* [Work required]: Which lines hold the word "μετοχές"? Show each of them.
================================
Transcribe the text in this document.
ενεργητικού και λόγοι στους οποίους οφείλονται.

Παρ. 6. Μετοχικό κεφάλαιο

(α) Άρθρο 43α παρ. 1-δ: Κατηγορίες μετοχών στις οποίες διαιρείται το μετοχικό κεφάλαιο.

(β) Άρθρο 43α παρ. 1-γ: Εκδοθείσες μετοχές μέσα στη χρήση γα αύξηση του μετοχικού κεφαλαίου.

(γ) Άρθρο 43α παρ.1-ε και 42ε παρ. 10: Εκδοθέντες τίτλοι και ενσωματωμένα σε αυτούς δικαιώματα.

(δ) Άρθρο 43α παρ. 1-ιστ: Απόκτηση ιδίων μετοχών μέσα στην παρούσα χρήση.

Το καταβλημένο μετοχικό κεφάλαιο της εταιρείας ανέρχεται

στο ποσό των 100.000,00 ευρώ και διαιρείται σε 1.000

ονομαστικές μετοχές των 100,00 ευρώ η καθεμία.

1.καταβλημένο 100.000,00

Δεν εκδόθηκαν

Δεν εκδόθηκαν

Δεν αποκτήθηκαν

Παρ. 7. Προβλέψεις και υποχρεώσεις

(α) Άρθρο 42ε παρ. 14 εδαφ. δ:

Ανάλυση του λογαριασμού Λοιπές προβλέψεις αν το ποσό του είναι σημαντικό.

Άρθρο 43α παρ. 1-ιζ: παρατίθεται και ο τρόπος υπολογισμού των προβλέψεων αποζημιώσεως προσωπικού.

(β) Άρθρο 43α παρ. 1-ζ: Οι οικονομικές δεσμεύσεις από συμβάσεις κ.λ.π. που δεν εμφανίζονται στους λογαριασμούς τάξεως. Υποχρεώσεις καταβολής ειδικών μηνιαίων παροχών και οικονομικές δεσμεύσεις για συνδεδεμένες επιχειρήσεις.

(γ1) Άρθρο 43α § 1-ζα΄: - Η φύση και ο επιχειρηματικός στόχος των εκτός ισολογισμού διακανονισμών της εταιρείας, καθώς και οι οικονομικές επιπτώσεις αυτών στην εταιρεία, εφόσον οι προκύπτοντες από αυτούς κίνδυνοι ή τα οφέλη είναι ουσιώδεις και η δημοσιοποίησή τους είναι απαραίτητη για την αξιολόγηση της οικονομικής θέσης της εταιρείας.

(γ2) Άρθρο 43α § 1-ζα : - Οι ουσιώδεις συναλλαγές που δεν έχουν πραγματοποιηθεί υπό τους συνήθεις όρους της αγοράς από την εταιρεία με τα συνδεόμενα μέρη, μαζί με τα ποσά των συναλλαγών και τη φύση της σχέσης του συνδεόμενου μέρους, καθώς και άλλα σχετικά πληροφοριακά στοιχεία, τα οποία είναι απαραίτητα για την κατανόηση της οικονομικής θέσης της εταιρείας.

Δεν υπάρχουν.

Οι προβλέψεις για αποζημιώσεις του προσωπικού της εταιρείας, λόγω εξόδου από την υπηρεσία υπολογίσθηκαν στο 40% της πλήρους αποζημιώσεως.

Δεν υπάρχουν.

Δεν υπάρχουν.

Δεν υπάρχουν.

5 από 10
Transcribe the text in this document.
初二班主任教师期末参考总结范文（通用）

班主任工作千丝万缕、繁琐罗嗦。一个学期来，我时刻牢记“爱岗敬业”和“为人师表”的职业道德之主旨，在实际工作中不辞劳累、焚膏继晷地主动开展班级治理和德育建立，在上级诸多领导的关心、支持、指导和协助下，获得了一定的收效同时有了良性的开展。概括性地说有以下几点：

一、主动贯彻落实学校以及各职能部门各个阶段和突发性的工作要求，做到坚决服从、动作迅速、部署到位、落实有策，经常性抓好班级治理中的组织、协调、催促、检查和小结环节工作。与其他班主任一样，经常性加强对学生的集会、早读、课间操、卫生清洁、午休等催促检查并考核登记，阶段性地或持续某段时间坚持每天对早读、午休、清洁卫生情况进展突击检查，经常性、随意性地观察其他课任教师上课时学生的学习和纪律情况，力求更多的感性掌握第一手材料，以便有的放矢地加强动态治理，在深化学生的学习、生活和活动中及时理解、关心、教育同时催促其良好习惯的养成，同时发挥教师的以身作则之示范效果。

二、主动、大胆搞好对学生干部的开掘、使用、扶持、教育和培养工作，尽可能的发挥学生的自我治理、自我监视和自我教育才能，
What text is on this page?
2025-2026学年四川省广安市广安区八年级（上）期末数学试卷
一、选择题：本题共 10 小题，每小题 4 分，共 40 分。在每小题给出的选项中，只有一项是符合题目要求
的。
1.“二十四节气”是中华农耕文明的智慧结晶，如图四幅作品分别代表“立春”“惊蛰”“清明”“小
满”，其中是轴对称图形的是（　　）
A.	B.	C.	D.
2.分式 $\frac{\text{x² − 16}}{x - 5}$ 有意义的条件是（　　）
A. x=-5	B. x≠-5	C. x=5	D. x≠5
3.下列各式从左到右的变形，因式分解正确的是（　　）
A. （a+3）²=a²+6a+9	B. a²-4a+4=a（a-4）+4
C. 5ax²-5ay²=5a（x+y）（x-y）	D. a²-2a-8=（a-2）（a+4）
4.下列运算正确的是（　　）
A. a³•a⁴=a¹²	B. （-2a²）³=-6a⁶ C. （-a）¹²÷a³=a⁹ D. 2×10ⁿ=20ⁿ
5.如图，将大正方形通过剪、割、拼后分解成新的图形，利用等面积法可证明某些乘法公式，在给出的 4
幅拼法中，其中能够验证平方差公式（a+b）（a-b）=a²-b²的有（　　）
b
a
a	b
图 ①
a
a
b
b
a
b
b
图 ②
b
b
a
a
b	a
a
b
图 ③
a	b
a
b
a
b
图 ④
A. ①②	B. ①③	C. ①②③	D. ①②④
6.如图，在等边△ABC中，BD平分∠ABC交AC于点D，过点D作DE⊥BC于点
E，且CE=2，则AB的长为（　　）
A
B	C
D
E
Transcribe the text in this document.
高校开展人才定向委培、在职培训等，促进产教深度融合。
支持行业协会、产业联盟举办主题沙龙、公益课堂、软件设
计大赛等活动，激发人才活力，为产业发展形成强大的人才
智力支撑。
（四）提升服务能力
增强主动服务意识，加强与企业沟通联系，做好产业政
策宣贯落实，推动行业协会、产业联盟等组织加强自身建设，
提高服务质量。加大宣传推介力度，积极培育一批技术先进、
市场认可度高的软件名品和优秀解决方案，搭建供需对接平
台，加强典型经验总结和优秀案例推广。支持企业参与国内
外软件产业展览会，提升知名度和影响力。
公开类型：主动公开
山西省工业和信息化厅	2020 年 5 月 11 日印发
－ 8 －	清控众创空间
================================
* [Solution]:
(β) Άρθρο 43α παρ. 1-γ: Εκδοθείσες μετοχές μέσα στη χρήση γα αύξηση του μετοχικού κεφαλαίου.
ονομαστικές μετοχές των 100,00 ευρώ η καθεμία.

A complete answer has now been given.